### What needs to be done
Go through the lines below. Copy those with "매매가격은".

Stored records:
--

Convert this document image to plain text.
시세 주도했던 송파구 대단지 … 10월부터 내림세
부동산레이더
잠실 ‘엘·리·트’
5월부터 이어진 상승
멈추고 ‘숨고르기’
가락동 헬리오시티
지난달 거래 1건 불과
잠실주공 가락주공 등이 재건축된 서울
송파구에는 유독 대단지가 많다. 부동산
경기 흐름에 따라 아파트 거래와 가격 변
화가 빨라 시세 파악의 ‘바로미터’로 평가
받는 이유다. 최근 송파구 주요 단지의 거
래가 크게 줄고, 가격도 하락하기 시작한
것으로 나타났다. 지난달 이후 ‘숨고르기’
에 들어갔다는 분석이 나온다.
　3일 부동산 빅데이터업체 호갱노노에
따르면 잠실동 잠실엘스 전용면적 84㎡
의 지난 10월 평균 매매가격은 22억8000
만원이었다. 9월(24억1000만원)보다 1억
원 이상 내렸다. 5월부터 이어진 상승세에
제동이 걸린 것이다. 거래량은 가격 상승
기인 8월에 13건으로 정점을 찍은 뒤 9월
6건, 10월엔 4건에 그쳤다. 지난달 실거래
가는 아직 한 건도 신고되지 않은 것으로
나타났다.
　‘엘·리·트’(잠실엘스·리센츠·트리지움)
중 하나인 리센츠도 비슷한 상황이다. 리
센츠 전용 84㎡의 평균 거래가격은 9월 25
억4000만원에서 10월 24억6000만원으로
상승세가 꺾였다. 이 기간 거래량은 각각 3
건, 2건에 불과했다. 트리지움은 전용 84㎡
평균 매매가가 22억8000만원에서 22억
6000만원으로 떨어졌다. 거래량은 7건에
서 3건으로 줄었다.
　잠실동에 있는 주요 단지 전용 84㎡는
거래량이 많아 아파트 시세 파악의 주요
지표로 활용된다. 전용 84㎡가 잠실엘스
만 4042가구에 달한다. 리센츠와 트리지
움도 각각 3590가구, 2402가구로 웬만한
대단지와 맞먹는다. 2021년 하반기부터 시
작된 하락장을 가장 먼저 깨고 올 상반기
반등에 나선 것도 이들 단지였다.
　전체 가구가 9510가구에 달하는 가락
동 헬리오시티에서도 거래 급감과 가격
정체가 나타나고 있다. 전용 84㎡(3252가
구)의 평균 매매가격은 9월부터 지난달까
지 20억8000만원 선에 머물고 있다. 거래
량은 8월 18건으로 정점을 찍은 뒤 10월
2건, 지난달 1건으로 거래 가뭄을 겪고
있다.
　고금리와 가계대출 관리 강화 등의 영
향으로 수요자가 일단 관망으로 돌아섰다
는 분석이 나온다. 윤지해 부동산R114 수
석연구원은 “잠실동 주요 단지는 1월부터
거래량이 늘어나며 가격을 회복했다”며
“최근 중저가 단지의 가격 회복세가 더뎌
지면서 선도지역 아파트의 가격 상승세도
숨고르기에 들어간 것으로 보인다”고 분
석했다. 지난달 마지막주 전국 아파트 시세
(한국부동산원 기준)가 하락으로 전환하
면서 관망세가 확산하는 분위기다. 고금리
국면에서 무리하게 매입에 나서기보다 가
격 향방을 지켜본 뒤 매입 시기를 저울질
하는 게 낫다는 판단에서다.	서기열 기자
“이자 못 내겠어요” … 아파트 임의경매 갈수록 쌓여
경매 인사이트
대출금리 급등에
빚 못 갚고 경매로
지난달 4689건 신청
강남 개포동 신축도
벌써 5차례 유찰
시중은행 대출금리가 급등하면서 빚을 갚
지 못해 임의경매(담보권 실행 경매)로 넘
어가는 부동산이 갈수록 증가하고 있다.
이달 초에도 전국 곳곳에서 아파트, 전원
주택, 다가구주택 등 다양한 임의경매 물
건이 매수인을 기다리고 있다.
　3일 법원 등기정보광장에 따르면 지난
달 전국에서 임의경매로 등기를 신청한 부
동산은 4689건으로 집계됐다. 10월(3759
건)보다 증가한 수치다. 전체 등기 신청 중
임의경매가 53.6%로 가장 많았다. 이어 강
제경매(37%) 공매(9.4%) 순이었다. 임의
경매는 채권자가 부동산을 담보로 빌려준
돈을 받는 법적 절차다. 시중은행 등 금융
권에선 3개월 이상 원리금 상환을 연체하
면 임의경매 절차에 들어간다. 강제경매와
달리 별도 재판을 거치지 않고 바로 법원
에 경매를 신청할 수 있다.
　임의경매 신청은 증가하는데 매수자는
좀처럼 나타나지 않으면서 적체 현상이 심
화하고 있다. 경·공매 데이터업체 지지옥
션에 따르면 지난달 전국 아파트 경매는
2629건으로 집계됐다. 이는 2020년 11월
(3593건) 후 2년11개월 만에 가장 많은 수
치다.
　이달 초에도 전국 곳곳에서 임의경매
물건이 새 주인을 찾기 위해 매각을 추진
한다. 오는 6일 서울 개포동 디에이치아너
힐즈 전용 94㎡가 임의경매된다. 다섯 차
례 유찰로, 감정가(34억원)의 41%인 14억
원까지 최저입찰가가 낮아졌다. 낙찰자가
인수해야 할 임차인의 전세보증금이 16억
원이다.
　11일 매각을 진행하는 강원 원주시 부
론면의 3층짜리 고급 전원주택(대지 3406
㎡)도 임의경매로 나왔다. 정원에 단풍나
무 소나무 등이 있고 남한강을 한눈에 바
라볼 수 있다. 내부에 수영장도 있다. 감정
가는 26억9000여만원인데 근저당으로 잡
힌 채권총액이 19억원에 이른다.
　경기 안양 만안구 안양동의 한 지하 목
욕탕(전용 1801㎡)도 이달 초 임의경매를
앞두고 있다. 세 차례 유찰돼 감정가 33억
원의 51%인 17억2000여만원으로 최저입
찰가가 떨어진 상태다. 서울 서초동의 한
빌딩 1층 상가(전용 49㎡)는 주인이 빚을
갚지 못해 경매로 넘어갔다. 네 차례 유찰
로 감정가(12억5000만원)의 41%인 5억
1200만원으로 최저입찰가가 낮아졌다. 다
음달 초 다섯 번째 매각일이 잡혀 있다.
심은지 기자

--

### Output of the exercise
의 지난 10월 평균 매매가격은 22억8000
구)의 평균 매매가격은 9월부터 지난달까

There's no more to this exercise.